— WRITTEN TASK —
Gather, from the listing beneath this task, every line holding the string "monitoreo".

— STORED ROWS —
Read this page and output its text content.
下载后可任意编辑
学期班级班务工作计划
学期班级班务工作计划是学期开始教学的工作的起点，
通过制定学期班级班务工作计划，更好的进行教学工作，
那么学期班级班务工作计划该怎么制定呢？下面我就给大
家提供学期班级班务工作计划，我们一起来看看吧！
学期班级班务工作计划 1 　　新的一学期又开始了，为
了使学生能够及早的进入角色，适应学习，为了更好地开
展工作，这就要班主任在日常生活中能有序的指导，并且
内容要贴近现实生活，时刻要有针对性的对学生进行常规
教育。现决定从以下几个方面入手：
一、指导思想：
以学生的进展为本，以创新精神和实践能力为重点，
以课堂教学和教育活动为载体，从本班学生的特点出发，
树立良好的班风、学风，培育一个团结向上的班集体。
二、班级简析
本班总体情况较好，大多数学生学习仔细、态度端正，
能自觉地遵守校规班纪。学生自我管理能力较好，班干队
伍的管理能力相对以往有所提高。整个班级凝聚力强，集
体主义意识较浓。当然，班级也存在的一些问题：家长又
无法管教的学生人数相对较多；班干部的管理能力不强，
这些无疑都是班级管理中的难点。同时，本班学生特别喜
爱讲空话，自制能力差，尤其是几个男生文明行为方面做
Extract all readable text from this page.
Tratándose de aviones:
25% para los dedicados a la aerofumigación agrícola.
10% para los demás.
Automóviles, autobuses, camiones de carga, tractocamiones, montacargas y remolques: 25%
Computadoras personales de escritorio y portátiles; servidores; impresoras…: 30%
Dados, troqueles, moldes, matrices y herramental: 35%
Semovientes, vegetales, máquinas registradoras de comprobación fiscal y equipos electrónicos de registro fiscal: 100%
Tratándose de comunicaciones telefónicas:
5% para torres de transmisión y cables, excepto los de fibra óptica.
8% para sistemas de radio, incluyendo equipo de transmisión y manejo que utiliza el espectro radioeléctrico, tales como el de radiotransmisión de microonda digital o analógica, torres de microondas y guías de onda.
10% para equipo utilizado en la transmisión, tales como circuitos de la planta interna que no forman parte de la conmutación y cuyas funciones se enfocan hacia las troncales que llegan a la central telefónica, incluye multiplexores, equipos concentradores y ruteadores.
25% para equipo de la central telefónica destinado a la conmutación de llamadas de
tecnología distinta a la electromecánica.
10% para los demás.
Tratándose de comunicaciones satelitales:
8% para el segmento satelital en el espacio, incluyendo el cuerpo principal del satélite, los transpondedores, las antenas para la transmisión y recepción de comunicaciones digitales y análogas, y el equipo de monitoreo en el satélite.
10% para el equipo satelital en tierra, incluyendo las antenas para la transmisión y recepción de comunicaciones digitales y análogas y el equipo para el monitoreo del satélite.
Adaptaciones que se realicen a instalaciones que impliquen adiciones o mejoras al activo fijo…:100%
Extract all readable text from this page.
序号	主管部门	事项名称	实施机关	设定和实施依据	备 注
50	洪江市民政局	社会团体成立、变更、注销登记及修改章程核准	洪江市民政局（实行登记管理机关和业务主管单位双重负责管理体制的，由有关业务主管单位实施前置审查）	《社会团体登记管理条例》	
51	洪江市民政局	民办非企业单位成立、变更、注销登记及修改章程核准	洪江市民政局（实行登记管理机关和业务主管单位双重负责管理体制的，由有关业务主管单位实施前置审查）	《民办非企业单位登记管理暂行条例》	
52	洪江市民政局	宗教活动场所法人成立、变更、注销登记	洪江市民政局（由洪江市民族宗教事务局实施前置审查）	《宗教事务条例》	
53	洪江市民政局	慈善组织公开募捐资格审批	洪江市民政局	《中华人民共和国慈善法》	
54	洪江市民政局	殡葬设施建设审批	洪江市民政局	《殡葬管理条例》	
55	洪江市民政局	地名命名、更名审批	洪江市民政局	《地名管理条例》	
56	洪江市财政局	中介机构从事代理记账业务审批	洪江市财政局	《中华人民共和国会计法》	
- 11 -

— RESULT BELOW —
8% para el segmento satelital en el espacio, incluyendo el cuerpo principal del satélite, los transpondedores, las antenas para la transmisión y recepción de comunicaciones digitales y análogas, y el equipo de monitoreo en el satélite.
10% para el equipo satelital en tierra, incluyendo las antenas para la transmisión y recepción de comunicaciones digitales y análogas y el equipo para el monitoreo del satélite.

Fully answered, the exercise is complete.